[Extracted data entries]

***

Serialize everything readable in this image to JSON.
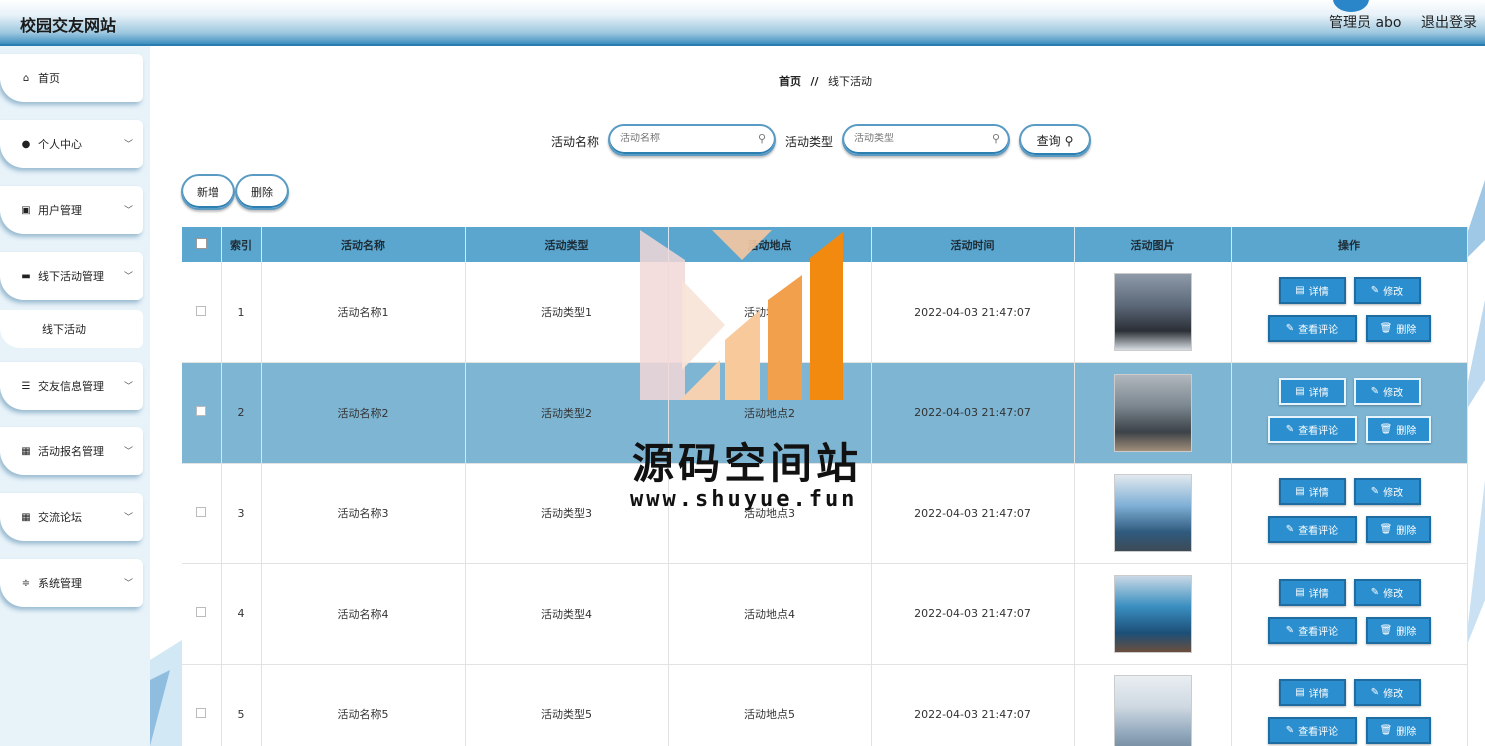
{
  "app": {
    "title": "校园交友网站"
  },
  "header": {
    "admin_label": "管理员 abo",
    "logout_label": "退出登录"
  },
  "sidebar": {
    "items": [
      {
        "label": "首页",
        "icon": "home-icon"
      },
      {
        "label": "个人中心",
        "icon": "user-icon"
      },
      {
        "label": "用户管理",
        "icon": "clipboard-icon"
      },
      {
        "label": "线下活动管理",
        "icon": "briefcase-icon"
      },
      {
        "label": "线下活动",
        "icon": ""
      },
      {
        "label": "交友信息管理",
        "icon": "list-icon"
      },
      {
        "label": "活动报名管理",
        "icon": "grid-icon"
      },
      {
        "label": "交流论坛",
        "icon": "grid-icon"
      },
      {
        "label": "系统管理",
        "icon": "sliders-icon"
      }
    ]
  },
  "breadcrumb": {
    "home": "首页",
    "separator": "//",
    "current": "线下活动"
  },
  "search": {
    "name_label": "活动名称",
    "name_placeholder": "活动名称",
    "type_label": "活动类型",
    "type_placeholder": "活动类型",
    "query_label": "查询"
  },
  "toolbar": {
    "add_label": "新增",
    "delete_label": "删除"
  },
  "table": {
    "headers": [
      "索引",
      "活动名称",
      "活动类型",
      "活动地点",
      "活动时间",
      "活动图片",
      "操作"
    ],
    "rows": [
      {
        "index": "1",
        "name": "活动名称1",
        "type": "活动类型1",
        "place": "活动地点1",
        "time": "2022-04-03 21:47:07"
      },
      {
        "index": "2",
        "name": "活动名称2",
        "type": "活动类型2",
        "place": "活动地点2",
        "time": "2022-04-03 21:47:07"
      },
      {
        "index": "3",
        "name": "活动名称3",
        "type": "活动类型3",
        "place": "活动地点3",
        "time": "2022-04-03 21:47:07"
      },
      {
        "index": "4",
        "name": "活动名称4",
        "type": "活动类型4",
        "place": "活动地点4",
        "time": "2022-04-03 21:47:07"
      },
      {
        "index": "5",
        "name": "活动名称5",
        "type": "活动类型5",
        "place": "活动地点5",
        "time": "2022-04-03 21:47:07"
      }
    ],
    "actions": {
      "detail": "详情",
      "edit": "修改",
      "comments": "查看评论",
      "delete": "删除"
    }
  },
  "watermark": {
    "title": "源码空间站",
    "url": "www.shuyue.fun"
  },
  "colors": {
    "header_accent": "#2a7db0",
    "table_header": "#5aa6cf",
    "row_highlight": "#7db5d3",
    "action_button": "#2a8ecf"
  }
}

***

TO DO: Retype all of the entries exactly as written, leaving out any images.

EXERCISE SOLUTION:
Serialize everything readable in this image to JSON.
{
  "app": {
    "title": "校园交友网站"
  },
  "header": {
    "admin_label": "管理员 abo",
    "logout_label": "退出登录"
  },
  "sidebar": {
    "items": [
      {
        "label": "首页",
        "icon": "home-icon"
      },
      {
        "label": "个人中心",
        "icon": "user-icon"
      },
      {
        "label": "用户管理",
        "icon": "clipboard-icon"
      },
      {
        "label": "线下活动管理",
        "icon": "briefcase-icon"
      },
      {
        "label": "线下活动",
        "icon": ""
      },
      {
        "label": "交友信息管理",
        "icon": "list-icon"
      },
      {
        "label": "活动报名管理",
        "icon": "grid-icon"
      },
      {
        "label": "交流论坛",
        "icon": "grid-icon"
      },
      {
        "label": "系统管理",
        "icon": "sliders-icon"
      }
    ]
  },
  "breadcrumb": {
    "home": "首页",
    "separator": "//",
    "current": "线下活动"
  },
  "search": {
    "name_label": "活动名称",
    "name_placeholder": "活动名称",
    "type_label": "活动类型",
    "type_placeholder": "活动类型",
    "query_label": "查询"
  },
  "toolbar": {
    "add_label": "新增",
    "delete_label": "删除"
  },
  "table": {
    "headers": [
      "索引",
      "活动名称",
      "活动类型",
      "活动地点",
      "活动时间",
      "活动图片",
      "操作"
    ],
    "rows": [
      {
        "index": "1",
        "name": "活动名称1",
        "type": "活动类型1",
        "place": "活动地点1",
        "time": "2022-04-03 21:47:07"
      },
      {
        "index": "2",
        "name": "活动名称2",
        "type": "活动类型2",
        "place": "活动地点2",
        "time": "2022-04-03 21:47:07"
      },
      {
        "index": "3",
        "name": "活动名称3",
        "type": "活动类型3",
        "place": "活动地点3",
        "time": "2022-04-03 21:47:07"
      },
      {
        "index": "4",
        "name": "活动名称4",
        "type": "活动类型4",
        "place": "活动地点4",
        "time": "2022-04-03 21:47:07"
      },
      {
        "index": "5",
        "name": "活动名称5",
        "type": "活动类型5",
        "place": "活动地点5",
        "time": "2022-04-03 21:47:07"
      }
    ],
    "actions": {
      "detail": "详情",
      "edit": "修改",
      "comments": "查看评论",
      "delete": "删除"
    }
  },
  "watermark": {
    "title": "源码空间站",
    "url": "www.shuyue.fun"
  },
  "colors": {
    "header_accent": "#2a7db0",
    "table_header": "#5aa6cf",
    "row_highlight": "#7db5d3",
    "action_button": "#2a8ecf"
  }
}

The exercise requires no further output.